DO THIS - Tally up how many lines in the listing below contain the string "INDICE", and give only the total.

--- Start ---

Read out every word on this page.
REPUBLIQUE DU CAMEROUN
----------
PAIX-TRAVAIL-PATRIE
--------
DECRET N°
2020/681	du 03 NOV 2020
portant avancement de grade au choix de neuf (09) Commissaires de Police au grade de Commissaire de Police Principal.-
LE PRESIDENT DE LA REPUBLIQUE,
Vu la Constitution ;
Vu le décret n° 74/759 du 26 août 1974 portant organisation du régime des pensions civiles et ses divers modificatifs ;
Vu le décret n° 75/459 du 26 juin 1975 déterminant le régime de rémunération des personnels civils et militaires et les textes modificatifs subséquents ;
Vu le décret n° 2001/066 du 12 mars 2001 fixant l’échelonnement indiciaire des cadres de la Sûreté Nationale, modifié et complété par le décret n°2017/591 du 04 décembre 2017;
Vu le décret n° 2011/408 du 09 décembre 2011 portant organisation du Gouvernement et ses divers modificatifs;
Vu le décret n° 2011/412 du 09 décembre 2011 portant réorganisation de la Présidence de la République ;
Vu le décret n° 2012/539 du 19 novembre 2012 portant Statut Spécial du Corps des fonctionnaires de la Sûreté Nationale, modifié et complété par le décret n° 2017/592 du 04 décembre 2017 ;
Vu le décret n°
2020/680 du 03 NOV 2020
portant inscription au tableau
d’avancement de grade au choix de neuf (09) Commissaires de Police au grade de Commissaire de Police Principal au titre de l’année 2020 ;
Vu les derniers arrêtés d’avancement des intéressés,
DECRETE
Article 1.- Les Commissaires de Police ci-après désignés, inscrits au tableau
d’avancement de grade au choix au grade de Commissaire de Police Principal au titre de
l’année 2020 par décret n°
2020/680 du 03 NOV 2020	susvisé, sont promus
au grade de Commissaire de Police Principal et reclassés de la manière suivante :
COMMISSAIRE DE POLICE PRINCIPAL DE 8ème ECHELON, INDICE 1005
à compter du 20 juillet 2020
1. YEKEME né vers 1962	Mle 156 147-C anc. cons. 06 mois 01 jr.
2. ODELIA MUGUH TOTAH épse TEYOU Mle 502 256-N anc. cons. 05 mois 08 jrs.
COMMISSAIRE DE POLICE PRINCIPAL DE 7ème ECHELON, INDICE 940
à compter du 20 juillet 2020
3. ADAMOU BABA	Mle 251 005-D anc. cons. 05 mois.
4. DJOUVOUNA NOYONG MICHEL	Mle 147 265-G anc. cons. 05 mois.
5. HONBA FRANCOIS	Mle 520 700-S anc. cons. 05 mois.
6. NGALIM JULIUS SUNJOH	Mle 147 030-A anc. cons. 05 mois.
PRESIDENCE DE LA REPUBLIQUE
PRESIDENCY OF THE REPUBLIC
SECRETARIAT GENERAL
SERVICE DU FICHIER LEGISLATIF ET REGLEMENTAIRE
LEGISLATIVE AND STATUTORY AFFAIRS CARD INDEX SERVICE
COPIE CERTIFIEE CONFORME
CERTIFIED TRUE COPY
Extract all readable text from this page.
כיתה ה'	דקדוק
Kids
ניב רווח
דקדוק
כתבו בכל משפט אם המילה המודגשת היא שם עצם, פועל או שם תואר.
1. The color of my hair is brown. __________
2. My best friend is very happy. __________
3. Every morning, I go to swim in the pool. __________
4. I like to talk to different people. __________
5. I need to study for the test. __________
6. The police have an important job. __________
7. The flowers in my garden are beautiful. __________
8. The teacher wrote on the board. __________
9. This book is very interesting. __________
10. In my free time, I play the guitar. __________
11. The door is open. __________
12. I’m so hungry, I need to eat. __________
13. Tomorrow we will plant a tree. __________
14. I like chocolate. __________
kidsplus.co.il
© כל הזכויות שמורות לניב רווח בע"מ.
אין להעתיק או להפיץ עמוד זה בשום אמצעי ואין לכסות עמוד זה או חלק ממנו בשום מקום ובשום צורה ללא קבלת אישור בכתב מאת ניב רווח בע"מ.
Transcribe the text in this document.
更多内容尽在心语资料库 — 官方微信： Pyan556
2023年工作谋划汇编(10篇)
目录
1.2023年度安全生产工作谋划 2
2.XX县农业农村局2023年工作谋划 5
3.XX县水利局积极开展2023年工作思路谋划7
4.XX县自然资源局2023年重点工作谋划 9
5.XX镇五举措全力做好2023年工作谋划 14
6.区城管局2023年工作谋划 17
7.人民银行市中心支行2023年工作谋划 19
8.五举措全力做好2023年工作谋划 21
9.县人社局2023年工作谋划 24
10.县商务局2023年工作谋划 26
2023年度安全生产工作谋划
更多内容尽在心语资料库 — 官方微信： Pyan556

--- End ---

WORKED SOLUTION - 2